▶ **INSTRUCTIONS FOR THE TASK**
Print each line of the listing once more, precisely as given.
§ §
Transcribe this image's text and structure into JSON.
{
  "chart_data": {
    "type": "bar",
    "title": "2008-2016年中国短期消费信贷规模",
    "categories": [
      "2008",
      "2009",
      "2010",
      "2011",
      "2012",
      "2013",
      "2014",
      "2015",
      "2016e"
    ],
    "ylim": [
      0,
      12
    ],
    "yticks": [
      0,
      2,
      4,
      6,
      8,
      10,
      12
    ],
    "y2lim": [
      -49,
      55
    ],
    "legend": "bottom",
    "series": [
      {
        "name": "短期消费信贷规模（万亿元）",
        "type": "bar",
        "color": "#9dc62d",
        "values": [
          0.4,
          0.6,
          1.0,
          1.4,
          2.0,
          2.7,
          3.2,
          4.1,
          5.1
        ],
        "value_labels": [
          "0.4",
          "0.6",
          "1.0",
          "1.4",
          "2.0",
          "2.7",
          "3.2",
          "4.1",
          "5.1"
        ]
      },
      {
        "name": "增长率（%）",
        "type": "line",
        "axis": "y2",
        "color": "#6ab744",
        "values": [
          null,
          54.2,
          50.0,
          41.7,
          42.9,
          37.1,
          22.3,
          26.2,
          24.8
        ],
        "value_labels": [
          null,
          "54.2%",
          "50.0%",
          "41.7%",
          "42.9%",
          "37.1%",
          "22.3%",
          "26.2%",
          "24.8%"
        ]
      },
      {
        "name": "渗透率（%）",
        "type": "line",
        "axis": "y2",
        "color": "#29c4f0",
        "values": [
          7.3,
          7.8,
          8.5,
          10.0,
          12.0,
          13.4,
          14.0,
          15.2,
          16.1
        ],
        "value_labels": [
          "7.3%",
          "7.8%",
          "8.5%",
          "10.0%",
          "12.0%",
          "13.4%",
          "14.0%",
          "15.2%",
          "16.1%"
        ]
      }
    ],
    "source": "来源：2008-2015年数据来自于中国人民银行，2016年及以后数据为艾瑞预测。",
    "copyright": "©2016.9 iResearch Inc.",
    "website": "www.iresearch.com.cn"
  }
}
§ §
▶ **TASK OUTPUT**
Transcribe this image's text and structure into JSON.
{
  "chart_data": {
    "type": "bar",
    "title": "2008-2016年中国短期消费信贷规模",
    "categories": [
      "2008",
      "2009",
      "2010",
      "2011",
      "2012",
      "2013",
      "2014",
      "2015",
      "2016e"
    ],
    "ylim": [
      0,
      12
    ],
    "yticks": [
      0,
      2,
      4,
      6,
      8,
      10,
      12
    ],
    "y2lim": [
      -49,
      55
    ],
    "legend": "bottom",
    "series": [
      {
        "name": "短期消费信贷规模（万亿元）",
        "type": "bar",
        "color": "#9dc62d",
        "values": [
          0.4,
          0.6,
          1.0,
          1.4,
          2.0,
          2.7,
          3.2,
          4.1,
          5.1
        ],
        "value_labels": [
          "0.4",
          "0.6",
          "1.0",
          "1.4",
          "2.0",
          "2.7",
          "3.2",
          "4.1",
          "5.1"
        ]
      },
      {
        "name": "增长率（%）",
        "type": "line",
        "axis": "y2",
        "color": "#6ab744",
        "values": [
          null,
          54.2,
          50.0,
          41.7,
          42.9,
          37.1,
          22.3,
          26.2,
          24.8
        ],
        "value_labels": [
          null,
          "54.2%",
          "50.0%",
          "41.7%",
          "42.9%",
          "37.1%",
          "22.3%",
          "26.2%",
          "24.8%"
        ]
      },
      {
        "name": "渗透率（%）",
        "type": "line",
        "axis": "y2",
        "color": "#29c4f0",
        "values": [
          7.3,
          7.8,
          8.5,
          10.0,
          12.0,
          13.4,
          14.0,
          15.2,
          16.1
        ],
        "value_labels": [
          "7.3%",
          "7.8%",
          "8.5%",
          "10.0%",
          "12.0%",
          "13.4%",
          "14.0%",
          "15.2%",
          "16.1%"
        ]
      }
    ],
    "source": "来源：2008-2015年数据来自于中国人民银行，2016年及以后数据为艾瑞预测。",
    "copyright": "©2016.9 iResearch Inc.",
    "website": "www.iresearch.com.cn"
  }
}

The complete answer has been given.